TEXT SECTION:
If I yawn I become Niagara Falls. My eyes water for the slightest reason.
I can cry quite easily. The first 5 times watching Lion King I was a complete fountain during the opening.
I cry during plenty of my anime shows.
I cry during plenty of the music I listen to.
I'm unable to listen to Amazing Grace on b->-bleeped-<-ipes and not become a complete mess.
I spend most of Remembrance Day crying.
And you say estrogen will make this worse? I better take out stock in Kleenex.
Well, clearly some biologically male people cry easier than others. I'm just saying I noticed it's become almost physically impossible for me on T. It does still occasionally happen, but much rarer than it used to be. It may be genetics because I've only seen my dad cry at really emotional stuff like funerals.
Oh, eye watering doesn't affect it. I have allergies and mine constantly water. Not the same thing. Anyway, this not crying thing is something I hate so much that I've actually held off taking my dose this week to see if it helps. It's great to be able to cry when you need to even as a guy. Obviously, you should hold off in public.
even if you are a female, keep the crying "private"
I seen too many times as women gets 'emo" at the work place, and does a few boo hoo hoos...yes, she gets the sympathy and a "pity party" from the other females and even from some the males...but later on the whole thing comes back to bite her in the ass..
The bosses would say: "well, I am not sure about "Jane Doe," she can get "emo," we need to have soembody who can "keep it together"
Now, if you are a male and you cry at your work place, men...you better start looking for a new job....
QuoteYou can't even will or force tears to come when you need to.
male actors can cry at will very well, and even some of the manly ones like robert dinero. yes men do cry , but just not as easily,
also crying is not a sign of weakness, don't buy into that hype, zeekoe
here are some men and women who cry
Godley and Creme - Cry (http://www.youtube.com/watch?v=KxtPRF6NG7I#)
Quote from: Shawn Sunshine on April 06, 2013, 01:54:55 PM
QuoteYou can't even will or force tears to come when you need to.

Items from a dataset:
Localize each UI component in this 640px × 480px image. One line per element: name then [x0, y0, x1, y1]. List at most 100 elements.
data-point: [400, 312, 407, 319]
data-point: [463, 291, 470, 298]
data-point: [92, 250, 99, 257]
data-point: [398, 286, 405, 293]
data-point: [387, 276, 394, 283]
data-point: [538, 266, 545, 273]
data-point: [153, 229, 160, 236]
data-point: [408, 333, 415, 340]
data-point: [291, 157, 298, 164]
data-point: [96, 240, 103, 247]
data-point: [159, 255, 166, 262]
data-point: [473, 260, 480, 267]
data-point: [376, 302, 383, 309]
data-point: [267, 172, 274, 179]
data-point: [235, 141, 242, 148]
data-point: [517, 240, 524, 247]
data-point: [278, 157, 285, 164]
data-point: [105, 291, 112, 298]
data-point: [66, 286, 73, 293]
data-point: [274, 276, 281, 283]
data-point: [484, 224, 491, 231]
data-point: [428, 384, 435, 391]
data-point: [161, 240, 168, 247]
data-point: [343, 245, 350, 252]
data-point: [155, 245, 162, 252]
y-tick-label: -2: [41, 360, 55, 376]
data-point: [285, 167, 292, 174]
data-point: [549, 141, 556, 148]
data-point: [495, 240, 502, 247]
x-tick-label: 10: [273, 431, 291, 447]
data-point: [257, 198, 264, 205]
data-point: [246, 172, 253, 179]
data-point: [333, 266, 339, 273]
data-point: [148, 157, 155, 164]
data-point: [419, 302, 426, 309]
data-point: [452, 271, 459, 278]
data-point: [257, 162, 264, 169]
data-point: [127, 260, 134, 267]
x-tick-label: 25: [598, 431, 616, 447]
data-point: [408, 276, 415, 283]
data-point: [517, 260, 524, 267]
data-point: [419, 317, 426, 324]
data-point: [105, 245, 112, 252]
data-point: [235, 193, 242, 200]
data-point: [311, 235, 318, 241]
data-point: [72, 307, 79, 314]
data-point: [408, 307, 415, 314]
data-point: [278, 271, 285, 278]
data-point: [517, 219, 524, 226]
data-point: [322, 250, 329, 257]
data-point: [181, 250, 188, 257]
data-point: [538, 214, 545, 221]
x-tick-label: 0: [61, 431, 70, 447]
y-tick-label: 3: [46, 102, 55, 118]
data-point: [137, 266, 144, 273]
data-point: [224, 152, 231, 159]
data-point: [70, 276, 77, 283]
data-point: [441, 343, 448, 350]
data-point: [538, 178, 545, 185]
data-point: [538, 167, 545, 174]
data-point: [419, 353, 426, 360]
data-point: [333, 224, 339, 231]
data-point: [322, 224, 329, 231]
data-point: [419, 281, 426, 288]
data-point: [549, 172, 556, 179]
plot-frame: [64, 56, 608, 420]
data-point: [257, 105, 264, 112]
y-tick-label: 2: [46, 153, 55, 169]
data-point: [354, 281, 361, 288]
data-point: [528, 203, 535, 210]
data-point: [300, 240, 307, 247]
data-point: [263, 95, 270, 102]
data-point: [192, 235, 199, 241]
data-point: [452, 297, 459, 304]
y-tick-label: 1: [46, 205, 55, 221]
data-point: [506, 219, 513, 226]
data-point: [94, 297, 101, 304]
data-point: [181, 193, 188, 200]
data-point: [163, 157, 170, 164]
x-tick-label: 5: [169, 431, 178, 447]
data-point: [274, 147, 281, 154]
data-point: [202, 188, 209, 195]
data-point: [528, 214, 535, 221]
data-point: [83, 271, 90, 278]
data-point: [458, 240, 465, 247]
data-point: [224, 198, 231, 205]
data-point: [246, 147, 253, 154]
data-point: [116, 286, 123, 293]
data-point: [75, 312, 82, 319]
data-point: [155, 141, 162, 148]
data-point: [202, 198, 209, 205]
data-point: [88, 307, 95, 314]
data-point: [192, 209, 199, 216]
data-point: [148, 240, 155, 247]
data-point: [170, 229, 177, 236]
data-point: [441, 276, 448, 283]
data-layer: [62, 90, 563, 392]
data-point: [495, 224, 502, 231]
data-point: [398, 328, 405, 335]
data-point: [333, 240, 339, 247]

TASK TO COMPLETE:
According to the forum discussion about crying, for how many viewings of Lion King did the first poster cry during the opening?

WRITTEN ANSWER:
The first 5 times.